#### Exercise goal:
Your task is to transcribe all of the data below exactly, omitting the images.

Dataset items
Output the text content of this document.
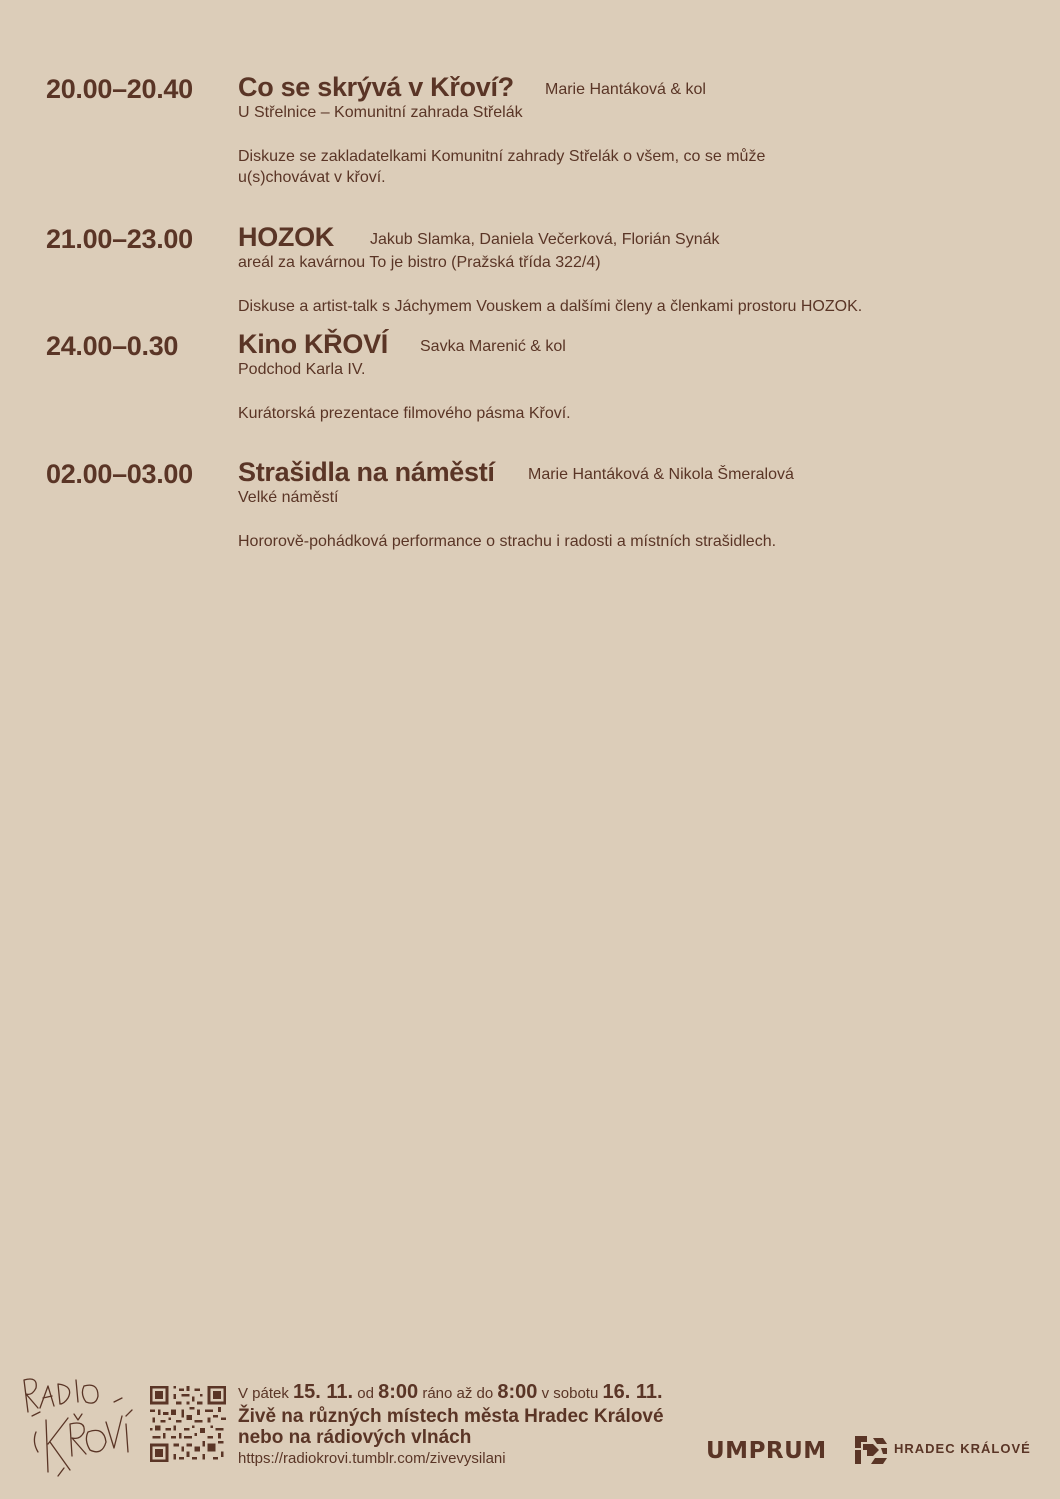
20.00–20.40 Co se skrývá v Křoví? Marie Hantáková & kol
U Střelnice – Komunitní zahrada Střelák
Diskuze se zakladatelkami Komunitní zahrady Střelák o všem, co se může u(s)chovávat v křoví.
21.00–23.00 HOZOK Jakub Slamka, Daniela Večerková, Florián Synák
areál za kavárnou To je bistro (Pražská třída 322/4)
Diskuse a artist-talk s Jáchymem Vouskem a dalšími členy a členkami prostoru HOZOK.
24.00–0.30 Kino KŘOVÍ Savka Marenić & kol
Podchod Karla IV.
Kurátorská prezentace filmového pásma Křoví.
02.00–03.00 Strašidla na náměstí Marie Hantáková & Nikola Šmeralová
Velké náměstí
Hororově-pohádková performance o strachu i radosti a místních strašidlech.
V pátek 15. 11. od 8:00 ráno až do 8:00 v sobotu 16. 11.
Živě na různých místech města Hradec Králové
nebo na rádiových vlnách
https://radiokrovi.tumblr.com/zivevysilani	UMPRUM	HRADEC KRÁLOVÉ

#### Problem solution:
Output the text content of this document.
20.00–20.40 Co se skrývá v Křoví? Marie Hantáková & kol
U Střelnice – Komunitní zahrada Střelák
Diskuze se zakladatelkami Komunitní zahrady Střelák o všem, co se může u(s)chovávat v křoví.
21.00–23.00 HOZOK Jakub Slamka, Daniela Večerková, Florián Synák
areál za kavárnou To je bistro (Pražská třída 322/4)
Diskuse a artist-talk s Jáchymem Vouskem a dalšími členy a členkami prostoru HOZOK.
24.00–0.30 Kino KŘOVÍ Savka Marenić & kol
Podchod Karla IV.
Kurátorská prezentace filmového pásma Křoví.
02.00–03.00 Strašidla na náměstí Marie Hantáková & Nikola Šmeralová
Velké náměstí
Hororově-pohádková performance o strachu i radosti a místních strašidlech.
V pátek 15. 11. od 8:00 ráno až do 8:00 v sobotu 16. 11.
Živě na různých místech města Hradec Králové
nebo na rádiových vlnách
https://radiokrovi.tumblr.com/zivevysilani	UMPRUM	HRADEC KRÁLOVÉ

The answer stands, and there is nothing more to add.